Give every line of the data again, unchanged, but with no pictures.

= Material provided =
## start

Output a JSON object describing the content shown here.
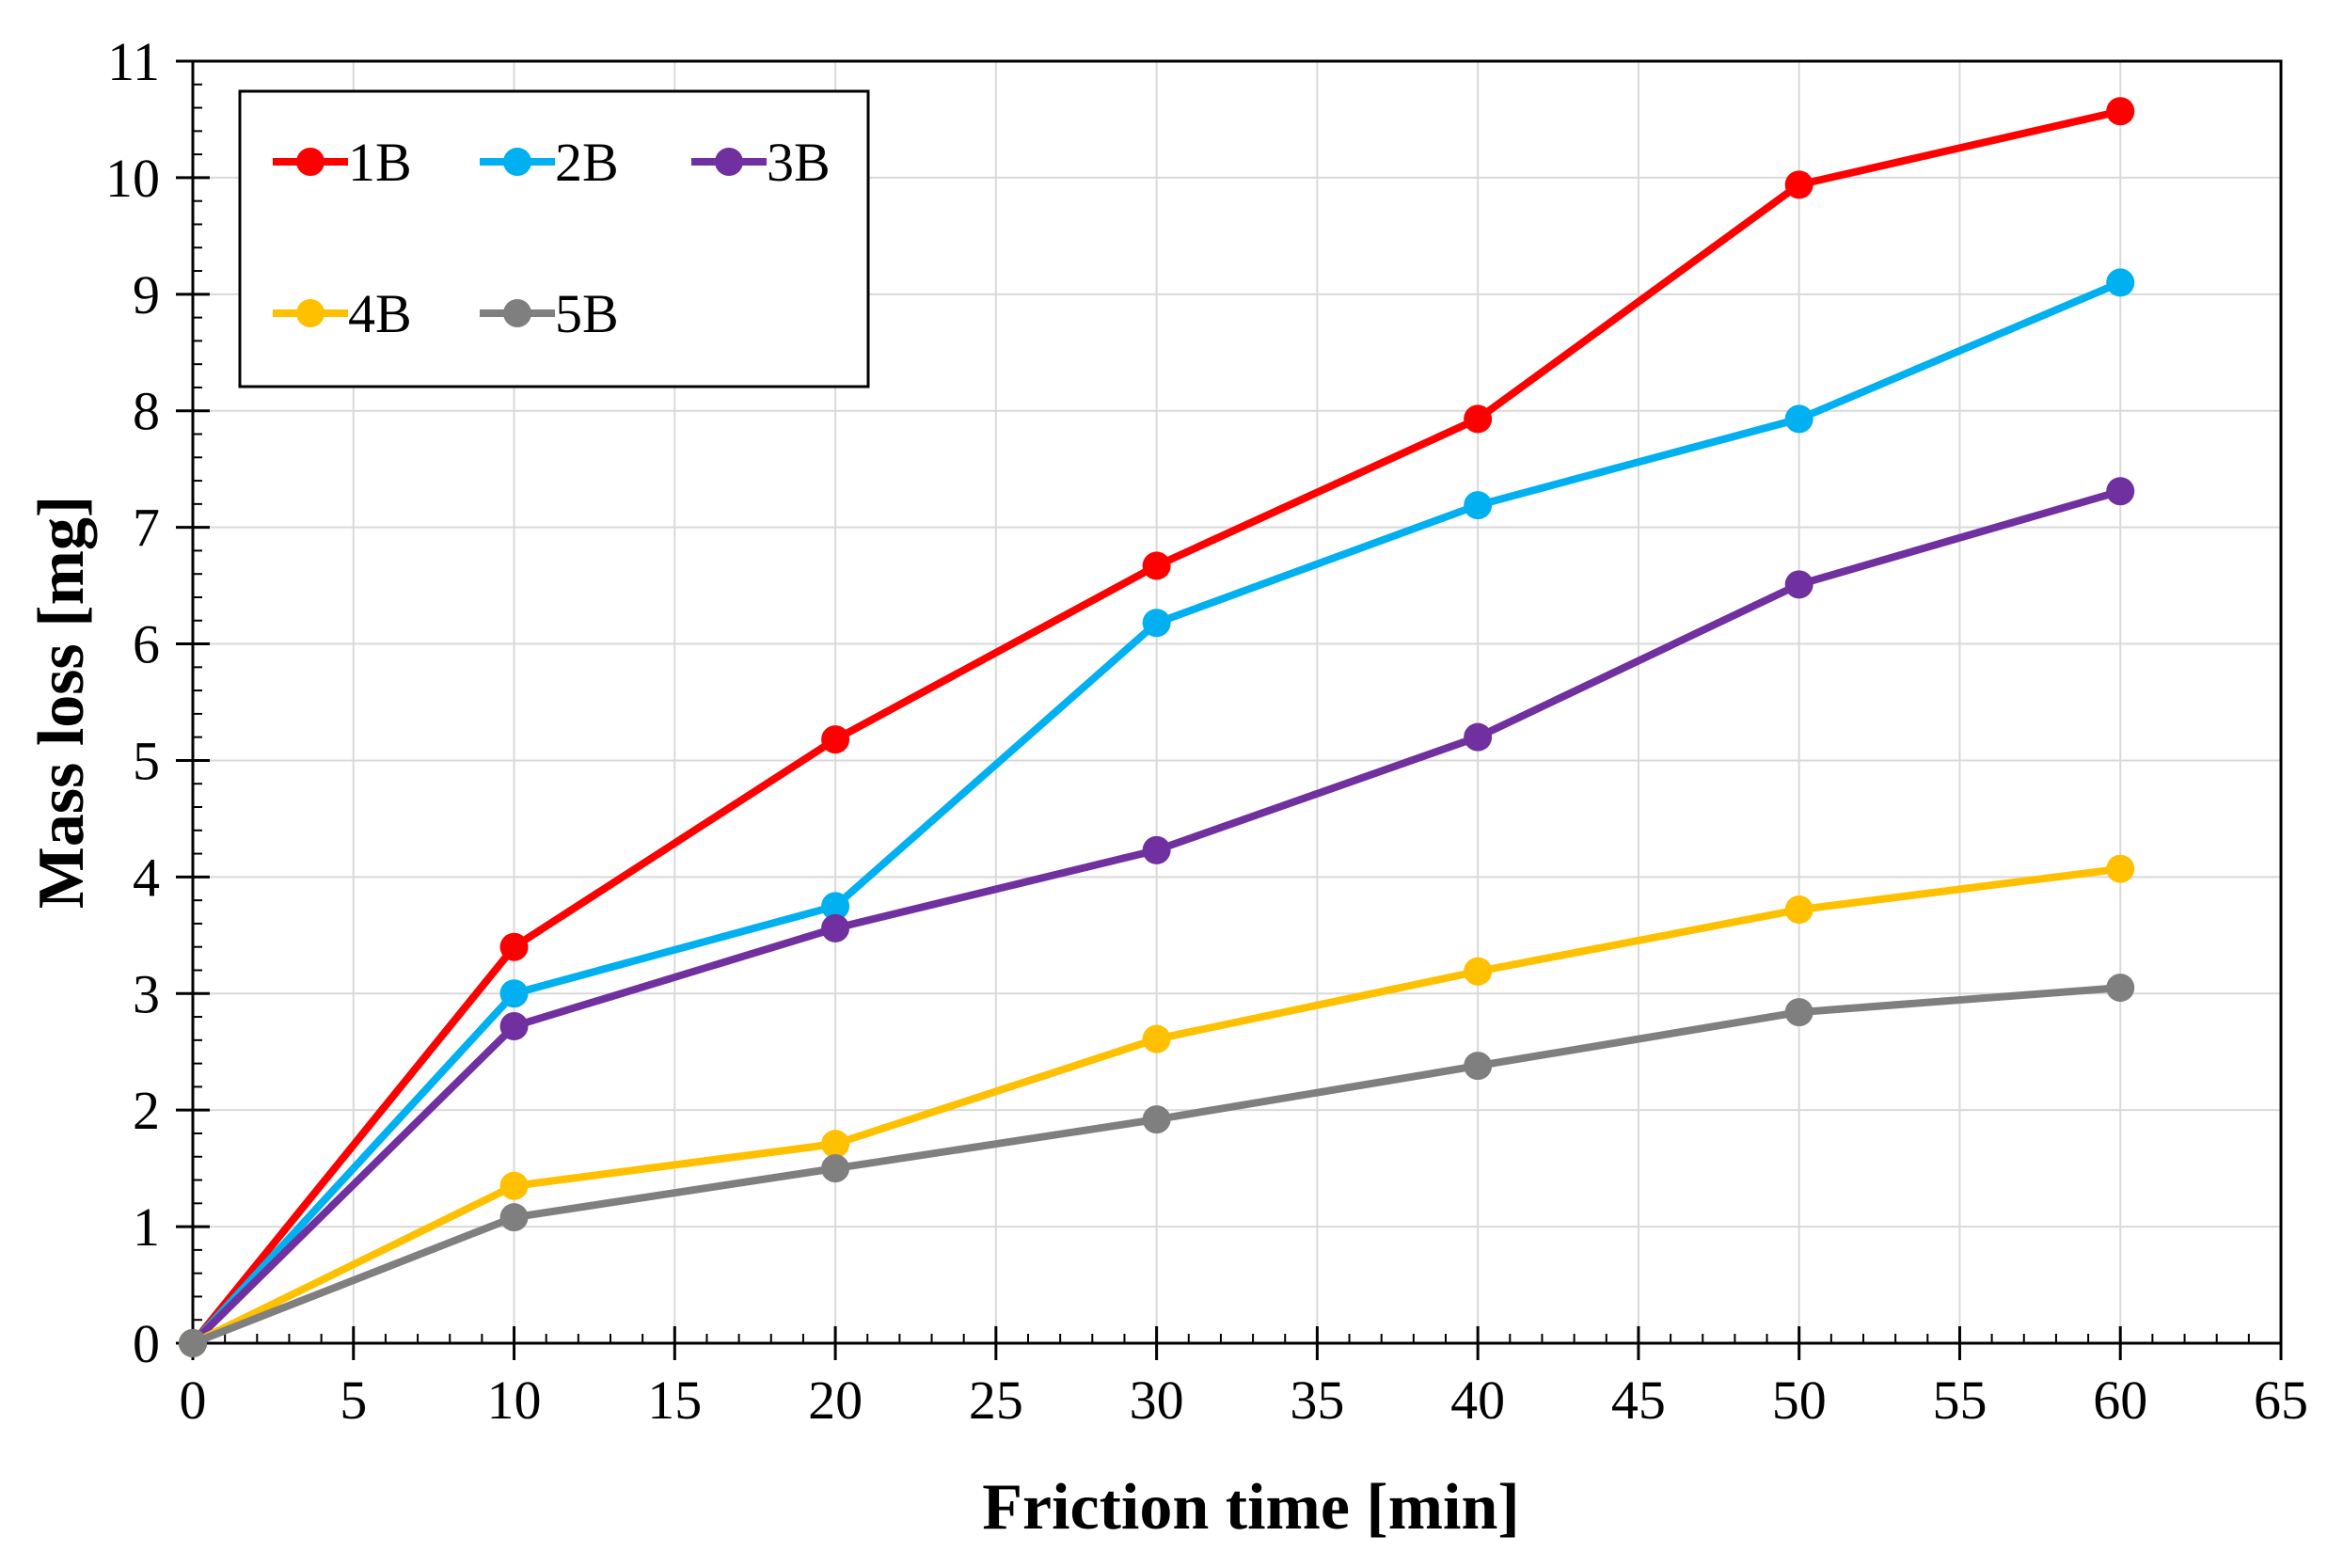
{
  "chart_data": {
    "type": "line",
    "title": "",
    "xlabel": "Friction time [min]",
    "ylabel": "Mass loss [mg]",
    "xlim": [
      0,
      65
    ],
    "ylim": [
      0,
      11
    ],
    "xticks": [
      0,
      5,
      10,
      15,
      20,
      25,
      30,
      35,
      40,
      45,
      50,
      55,
      60,
      65
    ],
    "yticks": [
      0,
      1,
      2,
      3,
      4,
      5,
      6,
      7,
      8,
      9,
      10,
      11
    ],
    "grid": true,
    "legend_position": "top-left",
    "x": [
      0,
      10,
      20,
      30,
      40,
      50,
      60
    ],
    "series": [
      {
        "name": "1B",
        "color": "#ff0000",
        "values": [
          0,
          3.4,
          5.18,
          6.67,
          7.93,
          9.94,
          10.57
        ]
      },
      {
        "name": "2B",
        "color": "#00b0f0",
        "values": [
          0,
          3.0,
          3.75,
          6.18,
          7.19,
          7.93,
          9.1
        ]
      },
      {
        "name": "3B",
        "color": "#7030a0",
        "values": [
          0,
          2.72,
          3.56,
          4.23,
          5.2,
          6.51,
          7.31
        ]
      },
      {
        "name": "4B",
        "color": "#ffc000",
        "values": [
          0,
          1.35,
          1.71,
          2.61,
          3.19,
          3.72,
          4.07
        ]
      },
      {
        "name": "5B",
        "color": "#7f7f7f",
        "values": [
          0,
          1.08,
          1.5,
          1.92,
          2.38,
          2.84,
          3.05
        ]
      }
    ]
  }
}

## end

= Answer to the exercise =
Output a JSON object describing the content shown here.
{
  "chart_data": {
    "type": "line",
    "title": "",
    "xlabel": "Friction time [min]",
    "ylabel": "Mass loss [mg]",
    "xlim": [
      0,
      65
    ],
    "ylim": [
      0,
      11
    ],
    "xticks": [
      0,
      5,
      10,
      15,
      20,
      25,
      30,
      35,
      40,
      45,
      50,
      55,
      60,
      65
    ],
    "yticks": [
      0,
      1,
      2,
      3,
      4,
      5,
      6,
      7,
      8,
      9,
      10,
      11
    ],
    "grid": true,
    "legend_position": "top-left",
    "x": [
      0,
      10,
      20,
      30,
      40,
      50,
      60
    ],
    "series": [
      {
        "name": "1B",
        "color": "#ff0000",
        "values": [
          0,
          3.4,
          5.18,
          6.67,
          7.93,
          9.94,
          10.57
        ]
      },
      {
        "name": "2B",
        "color": "#00b0f0",
        "values": [
          0,
          3.0,
          3.75,
          6.18,
          7.19,
          7.93,
          9.1
        ]
      },
      {
        "name": "3B",
        "color": "#7030a0",
        "values": [
          0,
          2.72,
          3.56,
          4.23,
          5.2,
          6.51,
          7.31
        ]
      },
      {
        "name": "4B",
        "color": "#ffc000",
        "values": [
          0,
          1.35,
          1.71,
          2.61,
          3.19,
          3.72,
          4.07
        ]
      },
      {
        "name": "5B",
        "color": "#7f7f7f",
        "values": [
          0,
          1.08,
          1.5,
          1.92,
          2.38,
          2.84,
          3.05
        ]
      }
    ]
  }
}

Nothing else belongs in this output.